### OBJECTIVE
Change "bookmark-item" to "bookmark-entry" in the records, starting with the line with "rewind-icon[interactable]: ⏪ [86, 507, 98, 518]" and going on through the line with "app-icon[interactable] [154, 547, 168, 561]". Give back only those lines, with everything else left as it is.

### RECORD EXTRACTS
:::
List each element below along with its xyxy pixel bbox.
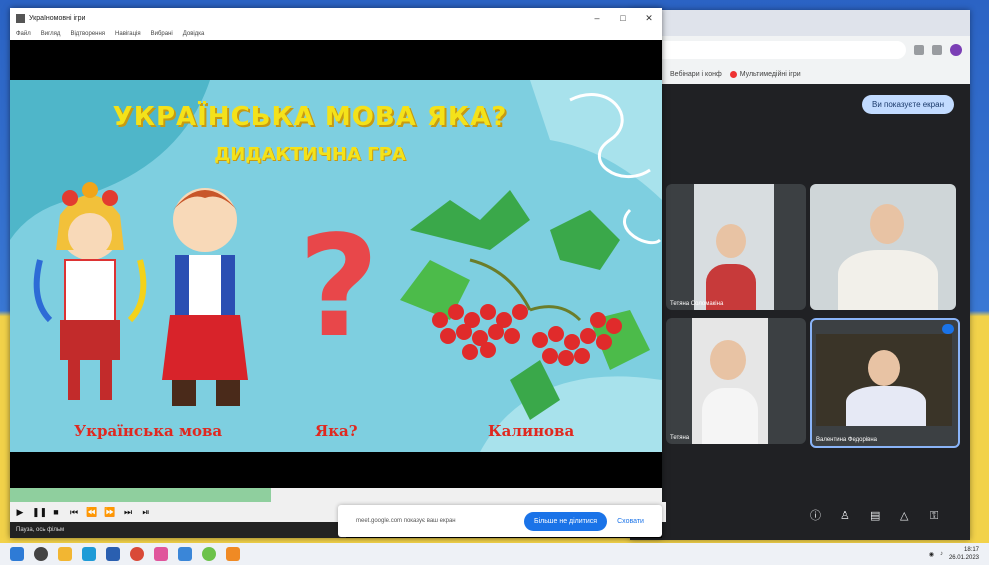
rewind-icon[interactable]: ⏪ [86, 507, 98, 518]
stop-icon[interactable]: ■ [50, 507, 62, 517]
network-icon[interactable]: ◉ [929, 551, 934, 558]
info-icon[interactable]: ⓘ [810, 510, 822, 522]
minimize-icon[interactable]: – [584, 13, 610, 24]
frame-step-icon[interactable]: ⏯ [140, 507, 152, 518]
participant-face [870, 204, 904, 244]
window-controls: – □ ✕ [584, 13, 662, 24]
address-bar[interactable] [638, 41, 906, 59]
bookmark-item[interactable]: Мультимедійні ігри [729, 70, 801, 78]
menu-view[interactable]: Вигляд [41, 31, 61, 37]
app-icon[interactable] [178, 547, 192, 561]
app-icon[interactable] [154, 547, 168, 561]
bookmark-label: Вебінари і конф [670, 70, 722, 78]
participant-face [716, 224, 746, 258]
menu-help[interactable]: Довідка [183, 31, 205, 37]
presenting-pill[interactable]: Ви показуєте екран [861, 94, 954, 114]
browser-window: Вебінари і конф Мультимедійні ігри Ви по… [630, 10, 970, 540]
prev-frame-icon[interactable]: ⏮ [68, 507, 80, 518]
participant-name: Тетяна Соломакіна [670, 301, 724, 307]
pause-icon[interactable]: ❚❚ [32, 507, 47, 518]
participant-face [868, 350, 900, 386]
close-icon[interactable]: ✕ [636, 13, 662, 24]
forward-icon[interactable]: ⏩ [104, 507, 116, 518]
media-player-window: Україномовні ігри – □ ✕ Файл Вигляд Відт… [10, 8, 666, 538]
clock-time: 18:17 [963, 547, 979, 553]
profile-avatar[interactable] [950, 44, 962, 56]
menu-navigation[interactable]: Навігація [115, 31, 141, 37]
host-controls-icon[interactable]: ⚿ [930, 510, 942, 522]
slide-title: УКРАЇНСЬКА МОВА ЯКА? [112, 102, 508, 132]
bookmarks-bar: Вебінари і конф Мультимедійні ігри [630, 64, 970, 85]
meet-header: Ви показуєте екран [630, 84, 970, 124]
menu-file[interactable]: Файл [16, 31, 31, 37]
slide-subtitle: ДИДАКТИЧНА ГРА [214, 144, 406, 165]
caption-ukrainian-language: Українська мова [74, 422, 223, 440]
screen-share-notification: meet.google.com показує ваш екран Більше… [338, 505, 662, 537]
store-icon[interactable] [106, 547, 120, 561]
seek-bar-played [10, 488, 271, 502]
participant-body [838, 250, 938, 310]
menu-playback[interactable]: Відтворення [70, 31, 105, 37]
stop-sharing-button[interactable]: Більше не ділитися [524, 511, 608, 531]
play-icon[interactable]: ▶ [14, 507, 26, 518]
bookmark-star-icon[interactable] [932, 45, 942, 55]
meet-controls: ⓘ ♙ ▤ △ ⚿ [810, 510, 942, 522]
caption-viburnum: Калинова [488, 422, 575, 440]
bookmark-label: Мультимедійні ігри [739, 70, 801, 78]
caption-which: Яка? [315, 422, 358, 440]
meet-call-area: Ви показуєте екран Тетяна Соломакіна Тет… [630, 84, 970, 540]
participant-body [702, 388, 758, 444]
people-icon[interactable]: ♙ [840, 510, 852, 522]
activities-icon[interactable]: △ [900, 510, 912, 522]
search-icon[interactable] [34, 547, 48, 561]
participant-name: Тетяна [670, 435, 690, 441]
participant-tile-active[interactable]: Валентина Федорівна [810, 318, 960, 448]
youtube-icon [729, 70, 737, 78]
participant-tile[interactable] [810, 184, 956, 310]
chat-icon[interactable]: ▤ [870, 510, 882, 522]
player-title-bar: Україномовні ігри – □ ✕ [10, 8, 662, 28]
share-notification-text: meet.google.com показує ваш екран [356, 518, 456, 524]
question-mark: ? [298, 206, 379, 369]
seek-bar[interactable] [10, 488, 662, 502]
extension-icon[interactable] [914, 45, 924, 55]
player-status-bar: Пауза, ось фільм [10, 522, 346, 538]
browser-toolbar [630, 36, 970, 64]
speaking-indicator-icon [942, 324, 954, 334]
menu-favorites[interactable]: Вибрані [151, 31, 173, 37]
browser-tab-bar[interactable] [630, 10, 970, 36]
clock[interactable]: 18:17 26.01.2023 [949, 546, 979, 562]
bookmark-item[interactable]: Вебінари і конф [670, 71, 722, 78]
system-tray: ◉ ♪ 18:17 26.01.2023 [929, 546, 979, 562]
slide-background: ? [10, 80, 662, 452]
file-explorer-icon[interactable] [58, 547, 72, 561]
participant-name: Валентина Федорівна [816, 437, 878, 443]
next-frame-icon[interactable]: ⏭ [122, 507, 134, 518]
start-menu-icon[interactable] [10, 547, 24, 561]
participant-tile[interactable]: Тетяна Соломакіна [666, 184, 806, 310]
media-player-icon[interactable] [226, 547, 240, 561]
player-window-title: Україномовні ігри [29, 14, 86, 22]
clock-date: 26.01.2023 [948, 555, 979, 561]
video-frame-slide[interactable]: ? УКРАЇНСЬКА МОВА ЯКА? ДИДАКТИЧНА ГРА Ук… [10, 80, 662, 452]
volume-icon[interactable]: ♪ [940, 551, 943, 557]
chrome-icon[interactable] [130, 547, 144, 561]
participant-body [846, 386, 926, 426]
player-app-icon [16, 13, 25, 23]
windows-taskbar: ◉ ♪ 18:17 26.01.2023 [0, 543, 989, 565]
edge-icon[interactable] [82, 547, 96, 561]
app-icon[interactable] [202, 547, 216, 561]
participant-face [710, 340, 746, 380]
player-menu-bar: Файл Вигляд Відтворення Навігація Вибран… [10, 28, 662, 40]
hide-notification-button[interactable]: Сховати [617, 518, 644, 525]
participant-tile[interactable]: Тетяна [666, 318, 806, 444]
maximize-icon[interactable]: □ [610, 13, 636, 24]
:::
### EXERCISE OUTPUT
rewind-icon[interactable]: ⏪ [86, 507, 98, 518]
stop-icon[interactable]: ■ [50, 507, 62, 517]
network-icon[interactable]: ◉ [929, 551, 934, 558]
info-icon[interactable]: ⓘ [810, 510, 822, 522]
minimize-icon[interactable]: – [584, 13, 610, 24]
frame-step-icon[interactable]: ⏯ [140, 507, 152, 518]
participant-face [870, 204, 904, 244]
window-controls: – □ ✕ [584, 13, 662, 24]
address-bar[interactable] [638, 41, 906, 59]
bookmark-entry[interactable]: Мультимедійні ігри [729, 70, 801, 78]
menu-view[interactable]: Вигляд [41, 31, 61, 37]
app-icon[interactable] [178, 547, 192, 561]
app-icon[interactable] [154, 547, 168, 561]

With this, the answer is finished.